Stated exercise: Whenever a line below holds the word "June", copy that line.

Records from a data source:
════════

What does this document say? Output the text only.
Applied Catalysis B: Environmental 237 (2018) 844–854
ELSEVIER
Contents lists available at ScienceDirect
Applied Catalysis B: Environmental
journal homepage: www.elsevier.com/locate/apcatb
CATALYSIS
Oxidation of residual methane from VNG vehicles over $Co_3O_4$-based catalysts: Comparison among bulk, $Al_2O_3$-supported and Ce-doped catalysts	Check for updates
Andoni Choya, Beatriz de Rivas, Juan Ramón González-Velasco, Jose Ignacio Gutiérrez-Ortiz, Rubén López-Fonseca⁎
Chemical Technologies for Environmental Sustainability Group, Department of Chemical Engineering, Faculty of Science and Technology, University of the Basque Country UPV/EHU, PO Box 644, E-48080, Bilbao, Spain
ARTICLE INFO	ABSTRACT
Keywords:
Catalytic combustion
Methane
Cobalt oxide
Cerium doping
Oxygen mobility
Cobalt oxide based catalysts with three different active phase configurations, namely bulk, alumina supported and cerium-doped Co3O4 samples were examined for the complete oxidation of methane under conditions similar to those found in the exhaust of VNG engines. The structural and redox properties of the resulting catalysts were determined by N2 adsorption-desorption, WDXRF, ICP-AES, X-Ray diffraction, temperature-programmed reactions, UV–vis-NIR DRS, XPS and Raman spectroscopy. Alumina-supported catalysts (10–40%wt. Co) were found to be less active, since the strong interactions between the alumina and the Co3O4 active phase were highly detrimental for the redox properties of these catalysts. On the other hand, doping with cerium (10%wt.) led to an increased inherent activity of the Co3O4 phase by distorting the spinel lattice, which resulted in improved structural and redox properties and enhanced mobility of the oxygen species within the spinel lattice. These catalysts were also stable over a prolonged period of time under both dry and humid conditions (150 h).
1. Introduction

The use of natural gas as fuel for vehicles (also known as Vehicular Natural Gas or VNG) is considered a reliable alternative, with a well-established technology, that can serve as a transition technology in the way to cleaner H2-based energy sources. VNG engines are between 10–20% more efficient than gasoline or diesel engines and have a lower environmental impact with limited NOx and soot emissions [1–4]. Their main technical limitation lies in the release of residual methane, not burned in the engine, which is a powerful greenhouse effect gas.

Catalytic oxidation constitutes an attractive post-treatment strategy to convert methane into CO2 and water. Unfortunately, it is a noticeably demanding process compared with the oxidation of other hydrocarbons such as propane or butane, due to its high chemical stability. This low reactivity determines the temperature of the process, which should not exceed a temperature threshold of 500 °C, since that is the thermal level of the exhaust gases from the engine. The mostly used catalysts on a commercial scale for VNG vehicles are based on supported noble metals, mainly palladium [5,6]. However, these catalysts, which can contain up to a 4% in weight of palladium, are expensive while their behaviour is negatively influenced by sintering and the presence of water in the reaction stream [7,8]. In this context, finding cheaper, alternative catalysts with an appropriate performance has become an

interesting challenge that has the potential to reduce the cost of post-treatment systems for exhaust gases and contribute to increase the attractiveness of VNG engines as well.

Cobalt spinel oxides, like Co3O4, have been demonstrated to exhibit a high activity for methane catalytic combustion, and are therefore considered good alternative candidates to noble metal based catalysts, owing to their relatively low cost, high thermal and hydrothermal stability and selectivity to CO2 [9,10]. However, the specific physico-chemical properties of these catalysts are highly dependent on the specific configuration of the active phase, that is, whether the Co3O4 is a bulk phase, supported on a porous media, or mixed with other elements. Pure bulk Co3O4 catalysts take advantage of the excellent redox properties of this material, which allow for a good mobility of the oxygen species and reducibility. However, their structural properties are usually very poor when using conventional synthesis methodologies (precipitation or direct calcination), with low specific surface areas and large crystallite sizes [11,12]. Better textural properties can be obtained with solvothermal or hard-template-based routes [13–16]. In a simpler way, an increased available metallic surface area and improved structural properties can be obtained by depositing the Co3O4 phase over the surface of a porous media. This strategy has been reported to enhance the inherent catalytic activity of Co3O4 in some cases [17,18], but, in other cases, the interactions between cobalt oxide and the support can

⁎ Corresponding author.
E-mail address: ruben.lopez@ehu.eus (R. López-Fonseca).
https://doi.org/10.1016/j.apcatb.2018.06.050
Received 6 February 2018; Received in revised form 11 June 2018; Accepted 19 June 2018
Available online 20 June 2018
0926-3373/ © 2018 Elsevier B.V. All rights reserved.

════════

Exercise output:
Received 6 February 2018; Received in revised form 11 June 2018; Accepted 19 June 2018
Available online 20 June 2018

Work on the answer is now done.